REQUIRED TASK:
Give a verbatim copy of the lines below, minus the pictures.

(Excerpt from a dataset)
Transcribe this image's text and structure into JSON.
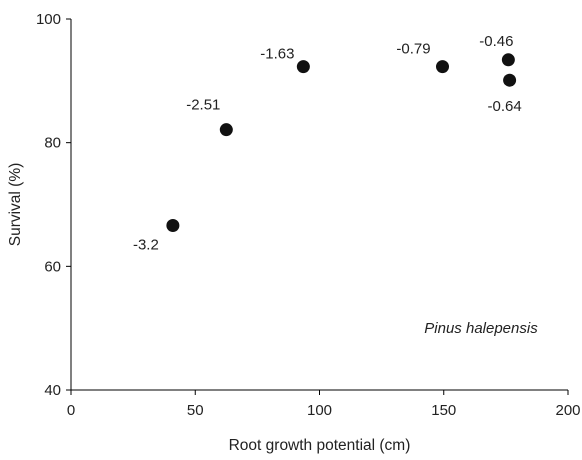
{
  "chart_data": {
    "type": "scatter",
    "xlabel": "Root growth potential (cm)",
    "ylabel": "Survival (%)",
    "xlim": [
      0,
      200
    ],
    "ylim": [
      40,
      100
    ],
    "xticks": [
      0,
      50,
      100,
      150,
      200
    ],
    "yticks": [
      40,
      60,
      80,
      100
    ],
    "grid": false,
    "marker_color": "#111111",
    "annotation": "Pinus halepensis",
    "points": [
      {
        "x": 41,
        "y": 66.6,
        "label": "-3.2"
      },
      {
        "x": 62.5,
        "y": 82.1,
        "label": "-2.51"
      },
      {
        "x": 93.5,
        "y": 92.3,
        "label": "-1.63"
      },
      {
        "x": 149.5,
        "y": 92.3,
        "label": "-0.79"
      },
      {
        "x": 176,
        "y": 93.4,
        "label": "-0.46"
      },
      {
        "x": 176.5,
        "y": 90.1,
        "label": "-0.64"
      }
    ]
  }
}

WORKED SOLUTION:
Transcribe this image's text and structure into JSON.
{
  "chart_data": {
    "type": "scatter",
    "xlabel": "Root growth potential (cm)",
    "ylabel": "Survival (%)",
    "xlim": [
      0,
      200
    ],
    "ylim": [
      40,
      100
    ],
    "xticks": [
      0,
      50,
      100,
      150,
      200
    ],
    "yticks": [
      40,
      60,
      80,
      100
    ],
    "grid": false,
    "marker_color": "#111111",
    "annotation": "Pinus halepensis",
    "points": [
      {
        "x": 41,
        "y": 66.6,
        "label": "-3.2"
      },
      {
        "x": 62.5,
        "y": 82.1,
        "label": "-2.51"
      },
      {
        "x": 93.5,
        "y": 92.3,
        "label": "-1.63"
      },
      {
        "x": 149.5,
        "y": 92.3,
        "label": "-0.79"
      },
      {
        "x": 176,
        "y": 93.4,
        "label": "-0.46"
      },
      {
        "x": 176.5,
        "y": 90.1,
        "label": "-0.64"
      }
    ]
  }
}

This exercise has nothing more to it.